> _Set problem_: Print every entry exactly as written.

[Chart and figure data]
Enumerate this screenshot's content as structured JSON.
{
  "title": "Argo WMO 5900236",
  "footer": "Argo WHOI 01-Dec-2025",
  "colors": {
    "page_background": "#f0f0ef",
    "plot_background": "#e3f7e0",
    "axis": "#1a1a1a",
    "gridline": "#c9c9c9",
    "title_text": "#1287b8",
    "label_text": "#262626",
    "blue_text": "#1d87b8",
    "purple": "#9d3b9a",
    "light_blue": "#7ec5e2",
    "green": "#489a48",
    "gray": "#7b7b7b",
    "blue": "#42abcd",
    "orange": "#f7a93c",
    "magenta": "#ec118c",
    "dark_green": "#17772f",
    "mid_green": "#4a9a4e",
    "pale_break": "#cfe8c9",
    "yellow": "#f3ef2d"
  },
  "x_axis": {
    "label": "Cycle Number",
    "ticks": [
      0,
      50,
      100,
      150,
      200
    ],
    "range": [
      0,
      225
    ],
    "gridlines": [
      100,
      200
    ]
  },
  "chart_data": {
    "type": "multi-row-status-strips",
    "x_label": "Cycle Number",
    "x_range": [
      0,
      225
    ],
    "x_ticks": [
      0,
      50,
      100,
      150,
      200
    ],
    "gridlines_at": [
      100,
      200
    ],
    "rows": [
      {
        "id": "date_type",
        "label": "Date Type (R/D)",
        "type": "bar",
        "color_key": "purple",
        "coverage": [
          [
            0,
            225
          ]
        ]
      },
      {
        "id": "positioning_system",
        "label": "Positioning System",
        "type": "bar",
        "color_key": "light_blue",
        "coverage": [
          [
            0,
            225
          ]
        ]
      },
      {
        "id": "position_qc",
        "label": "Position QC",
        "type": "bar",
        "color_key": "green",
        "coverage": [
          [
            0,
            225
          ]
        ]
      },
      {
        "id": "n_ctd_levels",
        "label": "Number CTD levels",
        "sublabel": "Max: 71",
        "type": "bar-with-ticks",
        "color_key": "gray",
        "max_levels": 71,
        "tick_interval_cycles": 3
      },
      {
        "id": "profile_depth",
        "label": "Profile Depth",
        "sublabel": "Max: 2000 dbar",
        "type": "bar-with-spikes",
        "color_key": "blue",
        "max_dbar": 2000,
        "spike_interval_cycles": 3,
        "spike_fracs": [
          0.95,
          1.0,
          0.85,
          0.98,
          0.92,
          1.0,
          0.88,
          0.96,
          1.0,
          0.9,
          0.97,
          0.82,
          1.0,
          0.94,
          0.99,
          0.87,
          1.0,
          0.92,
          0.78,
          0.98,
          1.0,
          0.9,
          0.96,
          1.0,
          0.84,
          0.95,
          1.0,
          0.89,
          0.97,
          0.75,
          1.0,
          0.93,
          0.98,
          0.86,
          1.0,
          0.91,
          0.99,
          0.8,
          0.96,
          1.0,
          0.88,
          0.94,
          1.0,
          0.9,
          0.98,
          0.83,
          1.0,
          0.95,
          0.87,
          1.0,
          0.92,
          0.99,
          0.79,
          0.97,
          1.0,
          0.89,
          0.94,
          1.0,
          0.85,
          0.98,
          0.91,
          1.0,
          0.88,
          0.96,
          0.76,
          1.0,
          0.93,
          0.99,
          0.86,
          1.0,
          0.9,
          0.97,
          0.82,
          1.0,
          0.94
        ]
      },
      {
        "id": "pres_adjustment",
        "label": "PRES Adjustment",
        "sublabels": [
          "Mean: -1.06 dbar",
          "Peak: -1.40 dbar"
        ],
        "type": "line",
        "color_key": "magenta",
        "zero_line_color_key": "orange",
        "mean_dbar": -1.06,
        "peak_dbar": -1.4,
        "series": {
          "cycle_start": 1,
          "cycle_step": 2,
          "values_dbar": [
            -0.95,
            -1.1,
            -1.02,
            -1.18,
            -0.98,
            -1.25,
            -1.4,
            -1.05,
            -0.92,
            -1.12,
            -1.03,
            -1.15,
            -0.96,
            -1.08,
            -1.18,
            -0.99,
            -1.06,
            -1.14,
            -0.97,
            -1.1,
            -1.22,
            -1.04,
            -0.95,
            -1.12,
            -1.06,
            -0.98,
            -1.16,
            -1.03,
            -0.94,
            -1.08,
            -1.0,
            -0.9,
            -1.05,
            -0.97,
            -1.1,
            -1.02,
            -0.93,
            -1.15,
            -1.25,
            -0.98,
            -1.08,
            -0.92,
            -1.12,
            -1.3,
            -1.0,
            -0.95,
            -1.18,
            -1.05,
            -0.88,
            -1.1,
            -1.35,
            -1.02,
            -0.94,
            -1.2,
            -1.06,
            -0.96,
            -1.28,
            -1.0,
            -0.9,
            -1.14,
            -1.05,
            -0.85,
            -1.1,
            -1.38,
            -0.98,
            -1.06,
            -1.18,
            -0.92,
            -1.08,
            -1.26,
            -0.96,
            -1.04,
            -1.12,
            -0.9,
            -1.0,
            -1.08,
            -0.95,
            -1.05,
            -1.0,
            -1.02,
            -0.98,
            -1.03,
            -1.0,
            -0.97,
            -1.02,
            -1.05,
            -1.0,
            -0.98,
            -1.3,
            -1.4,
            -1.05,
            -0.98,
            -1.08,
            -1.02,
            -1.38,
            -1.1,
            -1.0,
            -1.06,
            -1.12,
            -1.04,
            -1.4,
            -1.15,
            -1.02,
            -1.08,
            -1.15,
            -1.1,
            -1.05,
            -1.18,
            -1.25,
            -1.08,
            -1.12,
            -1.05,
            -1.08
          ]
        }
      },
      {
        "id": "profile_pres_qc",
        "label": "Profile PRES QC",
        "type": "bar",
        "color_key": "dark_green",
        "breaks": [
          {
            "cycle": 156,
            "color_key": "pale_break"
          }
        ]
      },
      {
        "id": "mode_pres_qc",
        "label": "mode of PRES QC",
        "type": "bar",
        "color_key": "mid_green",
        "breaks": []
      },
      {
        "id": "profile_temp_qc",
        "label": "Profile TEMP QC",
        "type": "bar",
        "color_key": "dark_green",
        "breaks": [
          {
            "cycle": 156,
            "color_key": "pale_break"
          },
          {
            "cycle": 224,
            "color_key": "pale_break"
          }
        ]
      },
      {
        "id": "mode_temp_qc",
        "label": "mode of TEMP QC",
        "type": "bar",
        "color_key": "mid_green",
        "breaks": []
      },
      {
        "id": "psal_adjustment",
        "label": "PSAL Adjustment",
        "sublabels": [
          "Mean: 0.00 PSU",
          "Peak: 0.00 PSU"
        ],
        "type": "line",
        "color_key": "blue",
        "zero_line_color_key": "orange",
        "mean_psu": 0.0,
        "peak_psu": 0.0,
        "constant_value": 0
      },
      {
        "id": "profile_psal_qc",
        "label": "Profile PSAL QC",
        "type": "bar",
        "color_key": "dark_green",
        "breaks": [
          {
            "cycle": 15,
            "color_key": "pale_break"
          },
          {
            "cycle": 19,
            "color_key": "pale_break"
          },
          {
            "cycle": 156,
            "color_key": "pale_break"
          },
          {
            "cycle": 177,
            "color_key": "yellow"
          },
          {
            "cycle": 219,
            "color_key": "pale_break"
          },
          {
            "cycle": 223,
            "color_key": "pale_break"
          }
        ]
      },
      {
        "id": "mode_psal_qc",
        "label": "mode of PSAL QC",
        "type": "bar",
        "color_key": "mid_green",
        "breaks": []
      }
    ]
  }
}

> _Finished task_:
Enumerate this screenshot's content as structured JSON.
{
  "title": "Argo WMO 5900236",
  "footer": "Argo WHOI 01-Dec-2025",
  "colors": {
    "page_background": "#f0f0ef",
    "plot_background": "#e3f7e0",
    "axis": "#1a1a1a",
    "gridline": "#c9c9c9",
    "title_text": "#1287b8",
    "label_text": "#262626",
    "blue_text": "#1d87b8",
    "purple": "#9d3b9a",
    "light_blue": "#7ec5e2",
    "green": "#489a48",
    "gray": "#7b7b7b",
    "blue": "#42abcd",
    "orange": "#f7a93c",
    "magenta": "#ec118c",
    "dark_green": "#17772f",
    "mid_green": "#4a9a4e",
    "pale_break": "#cfe8c9",
    "yellow": "#f3ef2d"
  },
  "x_axis": {
    "label": "Cycle Number",
    "ticks": [
      0,
      50,
      100,
      150,
      200
    ],
    "range": [
      0,
      225
    ],
    "gridlines": [
      100,
      200
    ]
  },
  "chart_data": {
    "type": "multi-row-status-strips",
    "x_label": "Cycle Number",
    "x_range": [
      0,
      225
    ],
    "x_ticks": [
      0,
      50,
      100,
      150,
      200
    ],
    "gridlines_at": [
      100,
      200
    ],
    "rows": [
      {
        "id": "date_type",
        "label": "Date Type (R/D)",
        "type": "bar",
        "color_key": "purple",
        "coverage": [
          [
            0,
            225
          ]
        ]
      },
      {
        "id": "positioning_system",
        "label": "Positioning System",
        "type": "bar",
        "color_key": "light_blue",
        "coverage": [
          [
            0,
            225
          ]
        ]
      },
      {
        "id": "position_qc",
        "label": "Position QC",
        "type": "bar",
        "color_key": "green",
        "coverage": [
          [
            0,
            225
          ]
        ]
      },
      {
        "id": "n_ctd_levels",
        "label": "Number CTD levels",
        "sublabel": "Max: 71",
        "type": "bar-with-ticks",
        "color_key": "gray",
        "max_levels": 71,
        "tick_interval_cycles": 3
      },
      {
        "id": "profile_depth",
        "label": "Profile Depth",
        "sublabel": "Max: 2000 dbar",
        "type": "bar-with-spikes",
        "color_key": "blue",
        "max_dbar": 2000,
        "spike_interval_cycles": 3,
        "spike_fracs": [
          0.95,
          1.0,
          0.85,
          0.98,
          0.92,
          1.0,
          0.88,
          0.96,
          1.0,
          0.9,
          0.97,
          0.82,
          1.0,
          0.94,
          0.99,
          0.87,
          1.0,
          0.92,
          0.78,
          0.98,
          1.0,
          0.9,
          0.96,
          1.0,
          0.84,
          0.95,
          1.0,
          0.89,
          0.97,
          0.75,
          1.0,
          0.93,
          0.98,
          0.86,
          1.0,
          0.91,
          0.99,
          0.8,
          0.96,
          1.0,
          0.88,
          0.94,
          1.0,
          0.9,
          0.98,
          0.83,
          1.0,
          0.95,
          0.87,
          1.0,
          0.92,
          0.99,
          0.79,
          0.97,
          1.0,
          0.89,
          0.94,
          1.0,
          0.85,
          0.98,
          0.91,
          1.0,
          0.88,
          0.96,
          0.76,
          1.0,
          0.93,
          0.99,
          0.86,
          1.0,
          0.9,
          0.97,
          0.82,
          1.0,
          0.94
        ]
      },
      {
        "id": "pres_adjustment",
        "label": "PRES Adjustment",
        "sublabels": [
          "Mean: -1.06 dbar",
          "Peak: -1.40 dbar"
        ],
        "type": "line",
        "color_key": "magenta",
        "zero_line_color_key": "orange",
        "mean_dbar": -1.06,
        "peak_dbar": -1.4,
        "series": {
          "cycle_start": 1,
          "cycle_step": 2,
          "values_dbar": [
            -0.95,
            -1.1,
            -1.02,
            -1.18,
            -0.98,
            -1.25,
            -1.4,
            -1.05,
            -0.92,
            -1.12,
            -1.03,
            -1.15,
            -0.96,
            -1.08,
            -1.18,
            -0.99,
            -1.06,
            -1.14,
            -0.97,
            -1.1,
            -1.22,
            -1.04,
            -0.95,
            -1.12,
            -1.06,
            -0.98,
            -1.16,
            -1.03,
            -0.94,
            -1.08,
            -1.0,
            -0.9,
            -1.05,
            -0.97,
            -1.1,
            -1.02,
            -0.93,
            -1.15,
            -1.25,
            -0.98,
            -1.08,
            -0.92,
            -1.12,
            -1.3,
            -1.0,
            -0.95,
            -1.18,
            -1.05,
            -0.88,
            -1.1,
            -1.35,
            -1.02,
            -0.94,
            -1.2,
            -1.06,
            -0.96,
            -1.28,
            -1.0,
            -0.9,
            -1.14,
            -1.05,
            -0.85,
            -1.1,
            -1.38,
            -0.98,
            -1.06,
            -1.18,
            -0.92,
            -1.08,
            -1.26,
            -0.96,
            -1.04,
            -1.12,
            -0.9,
            -1.0,
            -1.08,
            -0.95,
            -1.05,
            -1.0,
            -1.02,
            -0.98,
            -1.03,
            -1.0,
            -0.97,
            -1.02,
            -1.05,
            -1.0,
            -0.98,
            -1.3,
            -1.4,
            -1.05,
            -0.98,
            -1.08,
            -1.02,
            -1.38,
            -1.1,
            -1.0,
            -1.06,
            -1.12,
            -1.04,
            -1.4,
            -1.15,
            -1.02,
            -1.08,
            -1.15,
            -1.1,
            -1.05,
            -1.18,
            -1.25,
            -1.08,
            -1.12,
            -1.05,
            -1.08
          ]
        }
      },
      {
        "id": "profile_pres_qc",
        "label": "Profile PRES QC",
        "type": "bar",
        "color_key": "dark_green",
        "breaks": [
          {
            "cycle": 156,
            "color_key": "pale_break"
          }
        ]
      },
      {
        "id": "mode_pres_qc",
        "label": "mode of PRES QC",
        "type": "bar",
        "color_key": "mid_green",
        "breaks": []
      },
      {
        "id": "profile_temp_qc",
        "label": "Profile TEMP QC",
        "type": "bar",
        "color_key": "dark_green",
        "breaks": [
          {
            "cycle": 156,
            "color_key": "pale_break"
          },
          {
            "cycle": 224,
            "color_key": "pale_break"
          }
        ]
      },
      {
        "id": "mode_temp_qc",
        "label": "mode of TEMP QC",
        "type": "bar",
        "color_key": "mid_green",
        "breaks": []
      },
      {
        "id": "psal_adjustment",
        "label": "PSAL Adjustment",
        "sublabels": [
          "Mean: 0.00 PSU",
          "Peak: 0.00 PSU"
        ],
        "type": "line",
        "color_key": "blue",
        "zero_line_color_key": "orange",
        "mean_psu": 0.0,
        "peak_psu": 0.0,
        "constant_value": 0
      },
      {
        "id": "profile_psal_qc",
        "label": "Profile PSAL QC",
        "type": "bar",
        "color_key": "dark_green",
        "breaks": [
          {
            "cycle": 15,
            "color_key": "pale_break"
          },
          {
            "cycle": 19,
            "color_key": "pale_break"
          },
          {
            "cycle": 156,
            "color_key": "pale_break"
          },
          {
            "cycle": 177,
            "color_key": "yellow"
          },
          {
            "cycle": 219,
            "color_key": "pale_break"
          },
          {
            "cycle": 223,
            "color_key": "pale_break"
          }
        ]
      },
      {
        "id": "mode_psal_qc",
        "label": "mode of PSAL QC",
        "type": "bar",
        "color_key": "mid_green",
        "breaks": []
      }
    ]
  }
}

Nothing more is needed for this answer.